## [Short problem]
Copy each line that holds "的取值范围".

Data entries
----

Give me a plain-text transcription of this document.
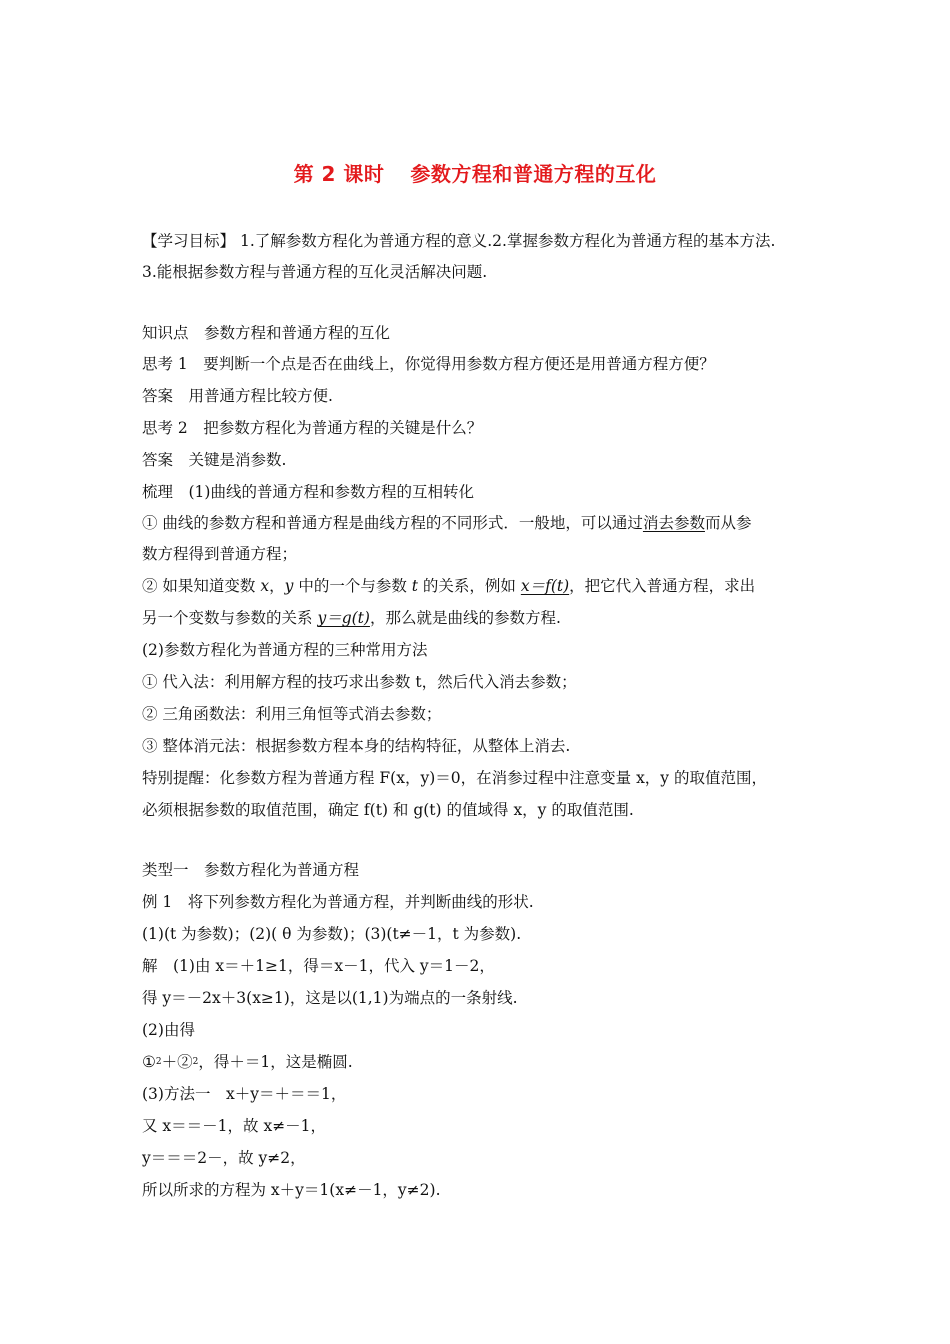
第 2 课时 参数方程和普通方程的互化
【学习目标】 1.了解参数方程化为普通方程的意义.2.掌握参数方程化为普通方程的基本方法.
3.能根据参数方程与普通方程的互化灵活解决问题.
知识点　参数方程和普通方程的互化
思考 1　要判断一个点是否在曲线上，你觉得用参数方程方便还是用普通方程方便？
答案　用普通方程比较方便.
思考 2　把参数方程化为普通方程的关键是什么？
答案　关键是消参数.
梳理　(1)曲线的普通方程和参数方程的互相转化
① 曲线的参数方程和普通方程是曲线方程的不同形式．一般地，可以通过消去参数而从参
数方程得到普通方程；
② 如果知道变数 x，y 中的一个与参数 t 的关系，例如 x＝f(t)，把它代入普通方程，求出
另一个变数与参数的关系 y＝g(t)，那么就是曲线的参数方程.
(2)参数方程化为普通方程的三种常用方法
① 代入法：利用解方程的技巧求出参数 t，然后代入消去参数；
② 三角函数法：利用三角恒等式消去参数；
③ 整体消元法：根据参数方程本身的结构特征，从整体上消去.
特别提醒：化参数方程为普通方程 F(x，y)＝0，在消参过程中注意变量 x，y 的取值范围，
必须根据参数的取值范围，确定 f(t) 和 g(t) 的值域得 x，y 的取值范围.
类型一　参数方程化为普通方程
例 1　将下列参数方程化为普通方程，并判断曲线的形状.
(1)(t 为参数)；(2)( θ 为参数)；(3)(t≠－1，t 为参数).
解　(1)由 x＝＋1≥1，得＝x－1，代入 y＝1－2，
得 y＝－2x＋3(x≥1)，这是以(1,1)为端点的一条射线.
(2)由得
①$^2$＋②$^2$，得＋＝1，这是椭圆.
(3)方法一　x＋y＝＋＝＝1，
又 x＝＝－1，故 x≠－1，
y＝＝＝2－，故 y≠2，
所以所求的方程为 x＋y＝1(x≠－1，y≠2).
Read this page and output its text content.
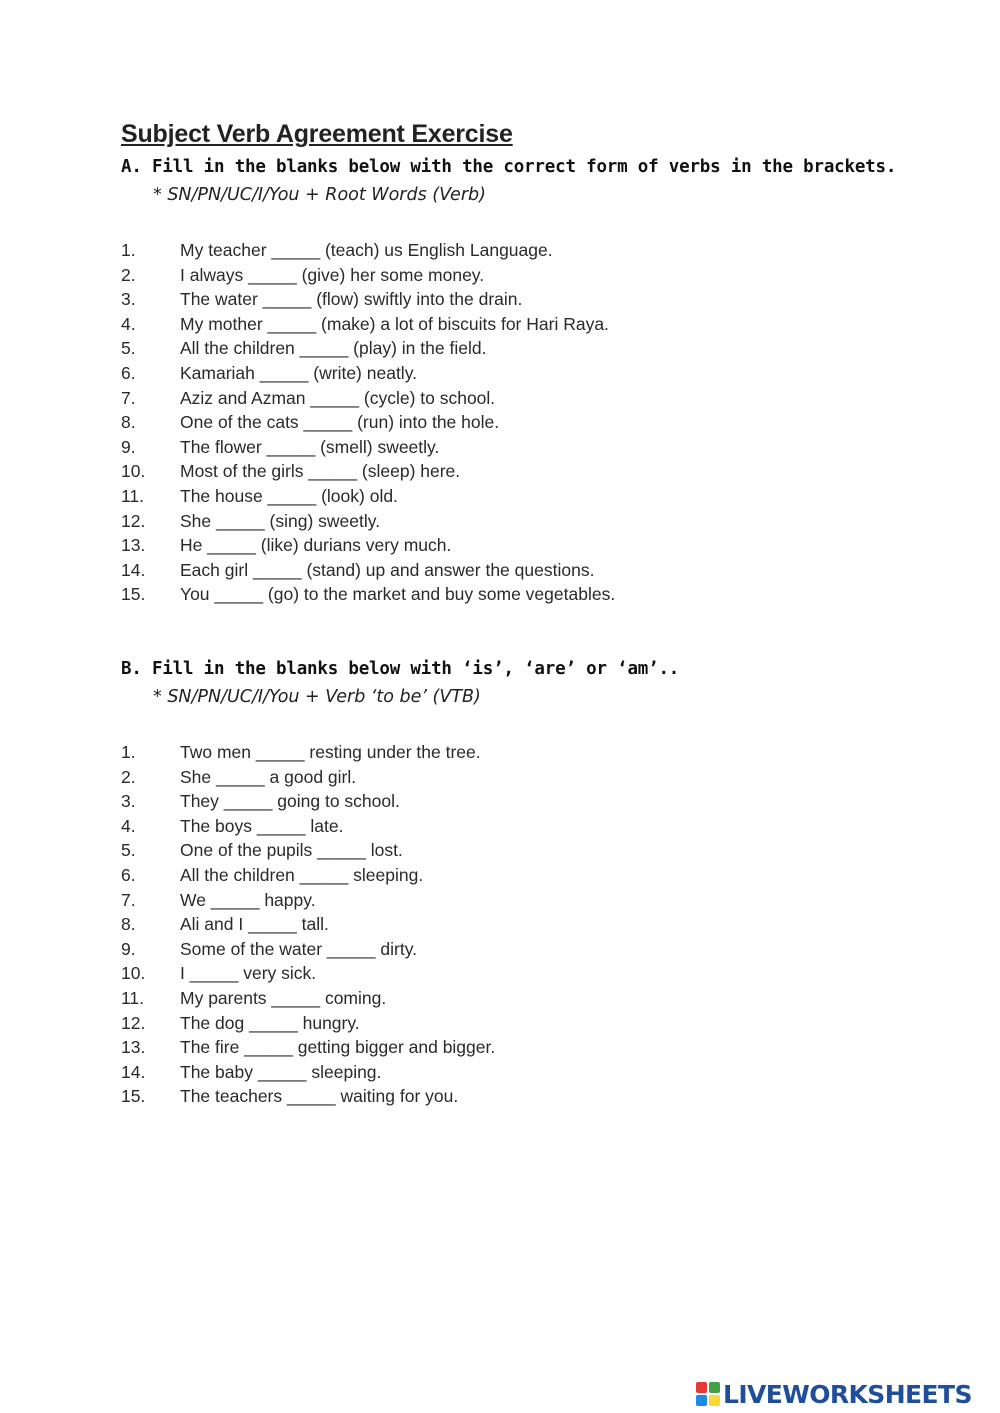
Subject Verb Agreement Exercise
A. Fill in the blanks below with the correct form of verbs in the brackets.
* SN/PN/UC/I/You + Root Words (Verb)
1.	My teacher _____ (teach) us English Language.
2.	I always _____ (give) her some money.
3.	The water _____ (flow) swiftly into the drain.
4.	My mother _____ (make) a lot of biscuits for Hari Raya.
5.	All the children _____ (play) in the field.
6.	Kamariah _____ (write) neatly.
7.	Aziz and Azman _____ (cycle) to school.
8.	One of the cats _____ (run) into the hole.
9.	The flower _____ (smell) sweetly.
10.	Most of the girls _____ (sleep) here.
11.	The house _____ (look) old.
12.	She _____ (sing) sweetly.
13.	He _____ (like) durians very much.
14.	Each girl _____ (stand) up and answer the questions.
15.	You _____ (go) to the market and buy some vegetables.
B. Fill in the blanks below with ‘is’, ‘are’ or ‘am’..
* SN/PN/UC/I/You + Verb ‘to be’ (VTB)
1.	Two men _____ resting under the tree.
2.	She _____ a good girl.
3.	They _____ going to school.
4.	The boys _____ late.
5.	One of the pupils _____ lost.
6.	All the children _____ sleeping.
7.	We _____ happy.
8.	Ali and I _____ tall.
9.	Some of the water _____ dirty.
10.	I _____ very sick.
11.	My parents _____ coming.
12.	The dog _____ hungry.
13.	The fire _____ getting bigger and bigger.
14.	The baby _____ sleeping.
15.	The teachers _____ waiting for you.
LIVEWORKSHEETS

----

## [Answer for the task]
特别提醒：化参数方程为普通方程 F(x，y)＝0，在消参过程中注意变量 x，y 的取值范围，
必须根据参数的取值范围，确定 f(t) 和 g(t) 的值域得 x，y 的取值范围.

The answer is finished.